▸ **Information supplied**:
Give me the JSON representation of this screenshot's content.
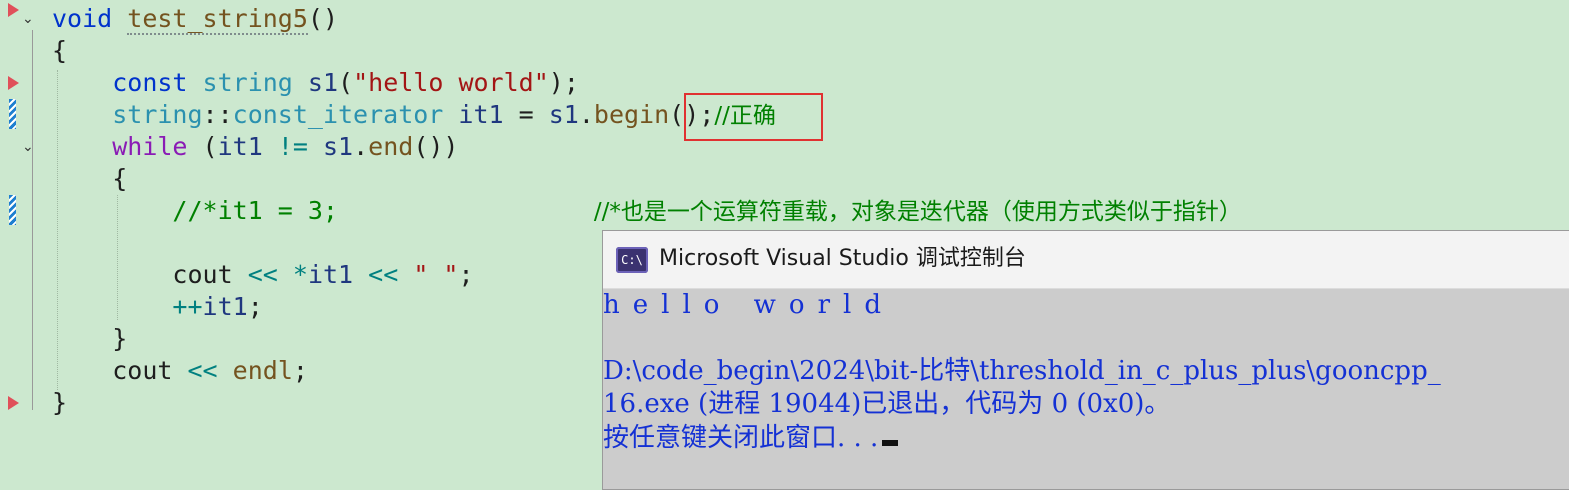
{
  "editor": {
    "lines": [
      {
        "tokens": [
          {
            "t": "void",
            "c": "kw"
          },
          {
            "t": " ",
            "c": ""
          },
          {
            "t": "test_string5",
            "c": "func squiggle"
          },
          {
            "t": "()",
            "c": ""
          }
        ]
      },
      {
        "tokens": [
          {
            "t": "{",
            "c": ""
          }
        ]
      },
      {
        "tokens": [
          {
            "t": "    ",
            "c": ""
          },
          {
            "t": "const",
            "c": "kw"
          },
          {
            "t": " ",
            "c": ""
          },
          {
            "t": "string",
            "c": "type"
          },
          {
            "t": " ",
            "c": ""
          },
          {
            "t": "s1",
            "c": "var"
          },
          {
            "t": "(",
            "c": ""
          },
          {
            "t": "\"hello world\"",
            "c": "str"
          },
          {
            "t": ");",
            "c": ""
          }
        ]
      },
      {
        "tokens": [
          {
            "t": "    ",
            "c": ""
          },
          {
            "t": "string",
            "c": "type"
          },
          {
            "t": "::",
            "c": ""
          },
          {
            "t": "const_iterator",
            "c": "type"
          },
          {
            "t": " ",
            "c": ""
          },
          {
            "t": "it1",
            "c": "var"
          },
          {
            "t": " = ",
            "c": ""
          },
          {
            "t": "s1",
            "c": "var"
          },
          {
            "t": ".",
            "c": ""
          },
          {
            "t": "begin",
            "c": "func"
          },
          {
            "t": "();",
            "c": ""
          },
          {
            "t": "//正确",
            "c": "cmt"
          }
        ]
      },
      {
        "tokens": [
          {
            "t": "    ",
            "c": ""
          },
          {
            "t": "while",
            "c": "kw-purple"
          },
          {
            "t": " (",
            "c": ""
          },
          {
            "t": "it1",
            "c": "var"
          },
          {
            "t": " ",
            "c": ""
          },
          {
            "t": "!=",
            "c": "op"
          },
          {
            "t": " ",
            "c": ""
          },
          {
            "t": "s1",
            "c": "var"
          },
          {
            "t": ".",
            "c": ""
          },
          {
            "t": "end",
            "c": "func"
          },
          {
            "t": "())",
            "c": ""
          }
        ]
      },
      {
        "tokens": [
          {
            "t": "    {",
            "c": ""
          }
        ]
      },
      {
        "tokens": [
          {
            "t": "        ",
            "c": ""
          },
          {
            "t": "//*it1 = 3;",
            "c": "cmt"
          },
          {
            "t": "                 ",
            "c": ""
          },
          {
            "t": "//*也是一个运算符重载，对象是迭代器（使用方式类似于指针）",
            "c": "cmt"
          }
        ]
      },
      {
        "tokens": [
          {
            "t": "",
            "c": ""
          }
        ]
      },
      {
        "tokens": [
          {
            "t": "        ",
            "c": ""
          },
          {
            "t": "cout",
            "c": ""
          },
          {
            "t": " ",
            "c": ""
          },
          {
            "t": "<<",
            "c": "op"
          },
          {
            "t": " ",
            "c": ""
          },
          {
            "t": "*",
            "c": "op"
          },
          {
            "t": "it1",
            "c": "var"
          },
          {
            "t": " ",
            "c": ""
          },
          {
            "t": "<<",
            "c": "op"
          },
          {
            "t": " ",
            "c": ""
          },
          {
            "t": "\" \"",
            "c": "str"
          },
          {
            "t": ";",
            "c": ""
          }
        ]
      },
      {
        "tokens": [
          {
            "t": "        ",
            "c": ""
          },
          {
            "t": "++",
            "c": "op"
          },
          {
            "t": "it1",
            "c": "var"
          },
          {
            "t": ";",
            "c": ""
          }
        ]
      },
      {
        "tokens": [
          {
            "t": "    }",
            "c": ""
          }
        ]
      },
      {
        "tokens": [
          {
            "t": "    ",
            "c": ""
          },
          {
            "t": "cout",
            "c": ""
          },
          {
            "t": " ",
            "c": ""
          },
          {
            "t": "<<",
            "c": "op"
          },
          {
            "t": " ",
            "c": ""
          },
          {
            "t": "endl",
            "c": "func"
          },
          {
            "t": ";",
            "c": ""
          }
        ]
      },
      {
        "tokens": [
          {
            "t": "}",
            "c": ""
          }
        ]
      }
    ],
    "gutter": {
      "breakpoint_arrows": [
        0,
        2,
        12
      ],
      "change_markers": [
        3,
        6
      ],
      "fold_glyphs": [
        0,
        4
      ]
    }
  },
  "console": {
    "title": "Microsoft Visual Studio 调试控制台",
    "icon_label": "C:\\",
    "icon": "console-app-icon",
    "output_line_1": "hello world",
    "output_line_2": "D:\\code_begin\\2024\\bit-比特\\threshold_in_c_plus_plus\\gooncpp_",
    "output_line_3": "16.exe (进程 19044)已退出，代码为 0 (0x0)。",
    "output_line_4": "按任意键关闭此窗口. . ."
  },
  "colors": {
    "editor_background": "#cce8cf",
    "keyword": "#0033cc",
    "control_keyword": "#8a1bb5",
    "type": "#2b91af",
    "function": "#74531f",
    "string": "#a31515",
    "comment": "#008000",
    "highlight_box": "#e03131",
    "console_text": "#1431d4",
    "console_background": "#cccccc"
  }
}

▸ **What you have to do**: Restate the whole of the material word for word without the pictures.

▸ **Final answer**:
Give me the JSON representation of this screenshot's content.
{
  "editor": {
    "lines": [
      {
        "tokens": [
          {
            "t": "void",
            "c": "kw"
          },
          {
            "t": " ",
            "c": ""
          },
          {
            "t": "test_string5",
            "c": "func squiggle"
          },
          {
            "t": "()",
            "c": ""
          }
        ]
      },
      {
        "tokens": [
          {
            "t": "{",
            "c": ""
          }
        ]
      },
      {
        "tokens": [
          {
            "t": "    ",
            "c": ""
          },
          {
            "t": "const",
            "c": "kw"
          },
          {
            "t": " ",
            "c": ""
          },
          {
            "t": "string",
            "c": "type"
          },
          {
            "t": " ",
            "c": ""
          },
          {
            "t": "s1",
            "c": "var"
          },
          {
            "t": "(",
            "c": ""
          },
          {
            "t": "\"hello world\"",
            "c": "str"
          },
          {
            "t": ");",
            "c": ""
          }
        ]
      },
      {
        "tokens": [
          {
            "t": "    ",
            "c": ""
          },
          {
            "t": "string",
            "c": "type"
          },
          {
            "t": "::",
            "c": ""
          },
          {
            "t": "const_iterator",
            "c": "type"
          },
          {
            "t": " ",
            "c": ""
          },
          {
            "t": "it1",
            "c": "var"
          },
          {
            "t": " = ",
            "c": ""
          },
          {
            "t": "s1",
            "c": "var"
          },
          {
            "t": ".",
            "c": ""
          },
          {
            "t": "begin",
            "c": "func"
          },
          {
            "t": "();",
            "c": ""
          },
          {
            "t": "//正确",
            "c": "cmt"
          }
        ]
      },
      {
        "tokens": [
          {
            "t": "    ",
            "c": ""
          },
          {
            "t": "while",
            "c": "kw-purple"
          },
          {
            "t": " (",
            "c": ""
          },
          {
            "t": "it1",
            "c": "var"
          },
          {
            "t": " ",
            "c": ""
          },
          {
            "t": "!=",
            "c": "op"
          },
          {
            "t": " ",
            "c": ""
          },
          {
            "t": "s1",
            "c": "var"
          },
          {
            "t": ".",
            "c": ""
          },
          {
            "t": "end",
            "c": "func"
          },
          {
            "t": "())",
            "c": ""
          }
        ]
      },
      {
        "tokens": [
          {
            "t": "    {",
            "c": ""
          }
        ]
      },
      {
        "tokens": [
          {
            "t": "        ",
            "c": ""
          },
          {
            "t": "//*it1 = 3;",
            "c": "cmt"
          },
          {
            "t": "                 ",
            "c": ""
          },
          {
            "t": "//*也是一个运算符重载，对象是迭代器（使用方式类似于指针）",
            "c": "cmt"
          }
        ]
      },
      {
        "tokens": [
          {
            "t": "",
            "c": ""
          }
        ]
      },
      {
        "tokens": [
          {
            "t": "        ",
            "c": ""
          },
          {
            "t": "cout",
            "c": ""
          },
          {
            "t": " ",
            "c": ""
          },
          {
            "t": "<<",
            "c": "op"
          },
          {
            "t": " ",
            "c": ""
          },
          {
            "t": "*",
            "c": "op"
          },
          {
            "t": "it1",
            "c": "var"
          },
          {
            "t": " ",
            "c": ""
          },
          {
            "t": "<<",
            "c": "op"
          },
          {
            "t": " ",
            "c": ""
          },
          {
            "t": "\" \"",
            "c": "str"
          },
          {
            "t": ";",
            "c": ""
          }
        ]
      },
      {
        "tokens": [
          {
            "t": "        ",
            "c": ""
          },
          {
            "t": "++",
            "c": "op"
          },
          {
            "t": "it1",
            "c": "var"
          },
          {
            "t": ";",
            "c": ""
          }
        ]
      },
      {
        "tokens": [
          {
            "t": "    }",
            "c": ""
          }
        ]
      },
      {
        "tokens": [
          {
            "t": "    ",
            "c": ""
          },
          {
            "t": "cout",
            "c": ""
          },
          {
            "t": " ",
            "c": ""
          },
          {
            "t": "<<",
            "c": "op"
          },
          {
            "t": " ",
            "c": ""
          },
          {
            "t": "endl",
            "c": "func"
          },
          {
            "t": ";",
            "c": ""
          }
        ]
      },
      {
        "tokens": [
          {
            "t": "}",
            "c": ""
          }
        ]
      }
    ],
    "gutter": {
      "breakpoint_arrows": [
        0,
        2,
        12
      ],
      "change_markers": [
        3,
        6
      ],
      "fold_glyphs": [
        0,
        4
      ]
    }
  },
  "console": {
    "title": "Microsoft Visual Studio 调试控制台",
    "icon_label": "C:\\",
    "icon": "console-app-icon",
    "output_line_1": "hello world",
    "output_line_2": "D:\\code_begin\\2024\\bit-比特\\threshold_in_c_plus_plus\\gooncpp_",
    "output_line_3": "16.exe (进程 19044)已退出，代码为 0 (0x0)。",
    "output_line_4": "按任意键关闭此窗口. . ."
  },
  "colors": {
    "editor_background": "#cce8cf",
    "keyword": "#0033cc",
    "control_keyword": "#8a1bb5",
    "type": "#2b91af",
    "function": "#74531f",
    "string": "#a31515",
    "comment": "#008000",
    "highlight_box": "#e03131",
    "console_text": "#1431d4",
    "console_background": "#cccccc"
  }
}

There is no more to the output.